**Task to complete**. Count how many lines contain the word "EING". Respond with the number alone.

**Task material**.
══════

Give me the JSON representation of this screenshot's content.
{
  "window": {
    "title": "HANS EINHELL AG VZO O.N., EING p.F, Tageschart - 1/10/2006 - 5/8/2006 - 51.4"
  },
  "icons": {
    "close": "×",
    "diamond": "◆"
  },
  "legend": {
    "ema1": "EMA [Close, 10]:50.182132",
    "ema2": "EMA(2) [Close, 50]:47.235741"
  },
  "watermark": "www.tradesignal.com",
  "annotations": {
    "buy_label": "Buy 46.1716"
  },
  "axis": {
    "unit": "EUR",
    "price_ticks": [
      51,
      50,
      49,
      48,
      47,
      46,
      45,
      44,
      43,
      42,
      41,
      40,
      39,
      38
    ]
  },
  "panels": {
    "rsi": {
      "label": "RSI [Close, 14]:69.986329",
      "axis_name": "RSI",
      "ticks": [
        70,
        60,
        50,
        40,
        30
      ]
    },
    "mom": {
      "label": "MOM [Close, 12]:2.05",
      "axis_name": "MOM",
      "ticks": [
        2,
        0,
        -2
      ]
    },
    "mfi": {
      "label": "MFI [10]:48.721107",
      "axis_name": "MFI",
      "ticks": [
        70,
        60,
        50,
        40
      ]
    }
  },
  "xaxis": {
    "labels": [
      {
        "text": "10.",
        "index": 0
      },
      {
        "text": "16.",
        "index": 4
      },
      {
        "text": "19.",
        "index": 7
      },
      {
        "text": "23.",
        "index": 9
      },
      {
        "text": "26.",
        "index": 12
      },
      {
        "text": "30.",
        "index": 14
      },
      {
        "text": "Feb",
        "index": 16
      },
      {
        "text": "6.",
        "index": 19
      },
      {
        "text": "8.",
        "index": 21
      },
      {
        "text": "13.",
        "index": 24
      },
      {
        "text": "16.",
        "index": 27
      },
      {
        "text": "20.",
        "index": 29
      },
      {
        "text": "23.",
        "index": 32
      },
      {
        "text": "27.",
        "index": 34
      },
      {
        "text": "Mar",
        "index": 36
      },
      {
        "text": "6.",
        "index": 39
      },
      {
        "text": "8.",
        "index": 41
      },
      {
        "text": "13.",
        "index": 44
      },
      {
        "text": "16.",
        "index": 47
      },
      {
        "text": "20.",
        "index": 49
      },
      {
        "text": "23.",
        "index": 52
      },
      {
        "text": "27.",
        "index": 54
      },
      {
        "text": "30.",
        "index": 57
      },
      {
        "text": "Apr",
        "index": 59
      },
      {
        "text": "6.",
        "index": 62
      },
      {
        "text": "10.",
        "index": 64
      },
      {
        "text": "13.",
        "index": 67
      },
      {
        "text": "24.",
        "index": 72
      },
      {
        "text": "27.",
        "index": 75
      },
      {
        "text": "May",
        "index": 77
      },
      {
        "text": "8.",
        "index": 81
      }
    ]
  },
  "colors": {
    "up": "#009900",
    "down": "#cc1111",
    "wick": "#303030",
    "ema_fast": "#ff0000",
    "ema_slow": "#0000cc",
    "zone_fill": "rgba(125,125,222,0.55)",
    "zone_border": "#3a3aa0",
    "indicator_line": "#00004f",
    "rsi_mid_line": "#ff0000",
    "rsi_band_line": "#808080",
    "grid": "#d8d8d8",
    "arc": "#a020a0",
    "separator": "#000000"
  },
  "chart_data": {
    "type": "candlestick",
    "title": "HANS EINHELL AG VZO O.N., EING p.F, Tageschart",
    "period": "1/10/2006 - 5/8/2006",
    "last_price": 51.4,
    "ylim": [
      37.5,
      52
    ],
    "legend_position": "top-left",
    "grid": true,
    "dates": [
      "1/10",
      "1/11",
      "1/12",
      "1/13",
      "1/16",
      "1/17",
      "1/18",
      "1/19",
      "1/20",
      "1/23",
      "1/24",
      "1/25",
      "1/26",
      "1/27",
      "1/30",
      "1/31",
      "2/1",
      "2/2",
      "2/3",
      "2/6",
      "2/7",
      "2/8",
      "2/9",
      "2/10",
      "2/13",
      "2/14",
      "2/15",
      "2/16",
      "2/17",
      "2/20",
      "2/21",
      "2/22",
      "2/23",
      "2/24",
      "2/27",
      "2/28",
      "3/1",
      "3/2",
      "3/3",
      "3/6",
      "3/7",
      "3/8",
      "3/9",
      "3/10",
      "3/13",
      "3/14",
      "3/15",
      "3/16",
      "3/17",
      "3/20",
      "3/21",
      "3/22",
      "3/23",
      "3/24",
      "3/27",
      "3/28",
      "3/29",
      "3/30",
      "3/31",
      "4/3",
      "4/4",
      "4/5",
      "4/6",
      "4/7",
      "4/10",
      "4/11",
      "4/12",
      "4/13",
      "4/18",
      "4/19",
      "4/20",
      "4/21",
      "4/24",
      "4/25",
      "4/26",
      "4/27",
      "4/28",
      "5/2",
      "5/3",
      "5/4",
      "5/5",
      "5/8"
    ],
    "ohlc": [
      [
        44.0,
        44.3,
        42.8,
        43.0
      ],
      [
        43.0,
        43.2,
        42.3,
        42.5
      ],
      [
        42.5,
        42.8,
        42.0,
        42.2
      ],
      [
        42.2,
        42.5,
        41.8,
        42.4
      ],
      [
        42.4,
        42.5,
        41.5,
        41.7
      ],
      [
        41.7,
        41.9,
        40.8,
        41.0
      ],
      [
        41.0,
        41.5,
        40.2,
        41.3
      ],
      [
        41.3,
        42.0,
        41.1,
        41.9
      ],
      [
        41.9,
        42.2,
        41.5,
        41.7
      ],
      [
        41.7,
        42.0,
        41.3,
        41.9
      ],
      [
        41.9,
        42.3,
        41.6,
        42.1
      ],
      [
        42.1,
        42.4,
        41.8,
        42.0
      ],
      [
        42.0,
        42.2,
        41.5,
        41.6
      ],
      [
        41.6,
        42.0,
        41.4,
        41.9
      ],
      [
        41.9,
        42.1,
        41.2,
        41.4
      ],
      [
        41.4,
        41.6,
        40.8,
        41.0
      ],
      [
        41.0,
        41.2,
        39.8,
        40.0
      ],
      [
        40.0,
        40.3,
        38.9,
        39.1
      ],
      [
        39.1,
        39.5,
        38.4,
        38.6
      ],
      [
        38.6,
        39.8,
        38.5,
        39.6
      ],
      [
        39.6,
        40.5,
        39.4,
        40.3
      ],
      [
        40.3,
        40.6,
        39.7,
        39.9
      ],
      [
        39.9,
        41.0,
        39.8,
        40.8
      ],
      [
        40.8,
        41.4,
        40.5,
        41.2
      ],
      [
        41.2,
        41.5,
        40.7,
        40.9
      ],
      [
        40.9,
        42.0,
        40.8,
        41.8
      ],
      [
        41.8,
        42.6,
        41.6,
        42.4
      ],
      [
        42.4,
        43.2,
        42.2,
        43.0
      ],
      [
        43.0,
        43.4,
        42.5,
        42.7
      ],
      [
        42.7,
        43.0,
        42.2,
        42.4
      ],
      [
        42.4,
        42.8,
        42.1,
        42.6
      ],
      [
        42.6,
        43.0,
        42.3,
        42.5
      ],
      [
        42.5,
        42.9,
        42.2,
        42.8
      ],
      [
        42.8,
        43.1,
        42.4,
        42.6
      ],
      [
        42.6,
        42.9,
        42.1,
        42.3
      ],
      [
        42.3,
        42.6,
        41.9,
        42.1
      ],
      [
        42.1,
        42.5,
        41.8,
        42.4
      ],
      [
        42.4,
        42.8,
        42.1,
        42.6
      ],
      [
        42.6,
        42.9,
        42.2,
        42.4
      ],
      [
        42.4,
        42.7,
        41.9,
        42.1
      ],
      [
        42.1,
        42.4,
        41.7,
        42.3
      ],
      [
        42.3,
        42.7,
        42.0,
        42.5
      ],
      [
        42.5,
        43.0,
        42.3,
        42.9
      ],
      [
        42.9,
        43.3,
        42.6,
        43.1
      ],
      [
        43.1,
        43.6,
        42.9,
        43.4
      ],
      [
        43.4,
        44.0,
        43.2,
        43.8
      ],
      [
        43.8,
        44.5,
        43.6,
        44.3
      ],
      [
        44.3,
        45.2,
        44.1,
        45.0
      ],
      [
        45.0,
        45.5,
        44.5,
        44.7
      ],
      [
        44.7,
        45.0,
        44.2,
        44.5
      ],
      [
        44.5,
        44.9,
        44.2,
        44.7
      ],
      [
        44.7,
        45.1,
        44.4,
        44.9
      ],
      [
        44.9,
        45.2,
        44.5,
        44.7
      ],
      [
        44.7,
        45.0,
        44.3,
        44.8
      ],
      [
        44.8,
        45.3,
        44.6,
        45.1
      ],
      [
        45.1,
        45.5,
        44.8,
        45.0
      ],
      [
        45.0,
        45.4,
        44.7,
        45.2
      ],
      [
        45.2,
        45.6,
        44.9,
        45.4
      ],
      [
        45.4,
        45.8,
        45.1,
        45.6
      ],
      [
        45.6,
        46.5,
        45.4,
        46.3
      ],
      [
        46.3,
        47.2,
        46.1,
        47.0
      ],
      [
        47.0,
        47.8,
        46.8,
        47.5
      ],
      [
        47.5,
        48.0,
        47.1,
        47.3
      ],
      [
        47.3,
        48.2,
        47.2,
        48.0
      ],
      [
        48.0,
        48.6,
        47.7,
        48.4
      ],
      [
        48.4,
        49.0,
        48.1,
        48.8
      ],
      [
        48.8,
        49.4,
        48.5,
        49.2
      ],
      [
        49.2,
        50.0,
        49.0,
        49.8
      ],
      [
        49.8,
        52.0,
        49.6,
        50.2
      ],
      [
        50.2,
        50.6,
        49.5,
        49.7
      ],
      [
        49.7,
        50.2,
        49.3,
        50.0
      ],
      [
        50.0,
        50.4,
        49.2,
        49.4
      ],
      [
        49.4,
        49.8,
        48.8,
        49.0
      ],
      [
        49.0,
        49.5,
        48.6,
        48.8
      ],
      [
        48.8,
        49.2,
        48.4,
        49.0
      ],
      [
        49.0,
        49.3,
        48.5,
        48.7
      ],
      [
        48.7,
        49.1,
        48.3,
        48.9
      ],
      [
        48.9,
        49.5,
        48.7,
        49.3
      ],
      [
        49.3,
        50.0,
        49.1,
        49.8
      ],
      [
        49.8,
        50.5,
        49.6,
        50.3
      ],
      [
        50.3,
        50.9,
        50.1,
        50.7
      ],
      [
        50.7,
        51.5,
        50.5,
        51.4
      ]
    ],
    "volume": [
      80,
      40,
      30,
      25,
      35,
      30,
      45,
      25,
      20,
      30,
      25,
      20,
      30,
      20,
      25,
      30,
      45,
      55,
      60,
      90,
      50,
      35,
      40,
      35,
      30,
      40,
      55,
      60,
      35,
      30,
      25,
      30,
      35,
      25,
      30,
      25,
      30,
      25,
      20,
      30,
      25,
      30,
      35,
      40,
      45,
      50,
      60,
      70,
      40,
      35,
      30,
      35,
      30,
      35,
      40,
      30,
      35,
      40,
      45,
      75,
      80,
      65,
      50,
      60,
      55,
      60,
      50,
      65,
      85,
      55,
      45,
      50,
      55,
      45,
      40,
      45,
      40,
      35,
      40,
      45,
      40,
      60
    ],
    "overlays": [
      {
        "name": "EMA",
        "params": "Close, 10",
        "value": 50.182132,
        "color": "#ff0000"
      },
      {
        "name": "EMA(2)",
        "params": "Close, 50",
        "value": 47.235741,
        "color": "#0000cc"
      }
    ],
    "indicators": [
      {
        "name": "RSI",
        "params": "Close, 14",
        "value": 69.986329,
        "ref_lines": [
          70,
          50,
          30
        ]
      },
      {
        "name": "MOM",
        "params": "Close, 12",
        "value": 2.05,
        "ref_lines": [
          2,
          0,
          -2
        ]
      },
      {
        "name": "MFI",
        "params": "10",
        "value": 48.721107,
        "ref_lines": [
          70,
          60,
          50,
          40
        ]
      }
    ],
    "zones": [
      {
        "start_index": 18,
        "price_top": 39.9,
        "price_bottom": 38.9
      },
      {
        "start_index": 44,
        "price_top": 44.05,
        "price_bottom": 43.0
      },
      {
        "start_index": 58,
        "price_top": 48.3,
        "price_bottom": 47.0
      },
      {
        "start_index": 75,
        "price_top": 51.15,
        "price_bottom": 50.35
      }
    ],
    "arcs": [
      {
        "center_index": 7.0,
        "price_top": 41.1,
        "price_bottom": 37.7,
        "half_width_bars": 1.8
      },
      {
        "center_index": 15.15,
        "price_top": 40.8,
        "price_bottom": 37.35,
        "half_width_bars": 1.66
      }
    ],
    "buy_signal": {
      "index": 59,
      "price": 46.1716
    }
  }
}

══════

**Written response**. 2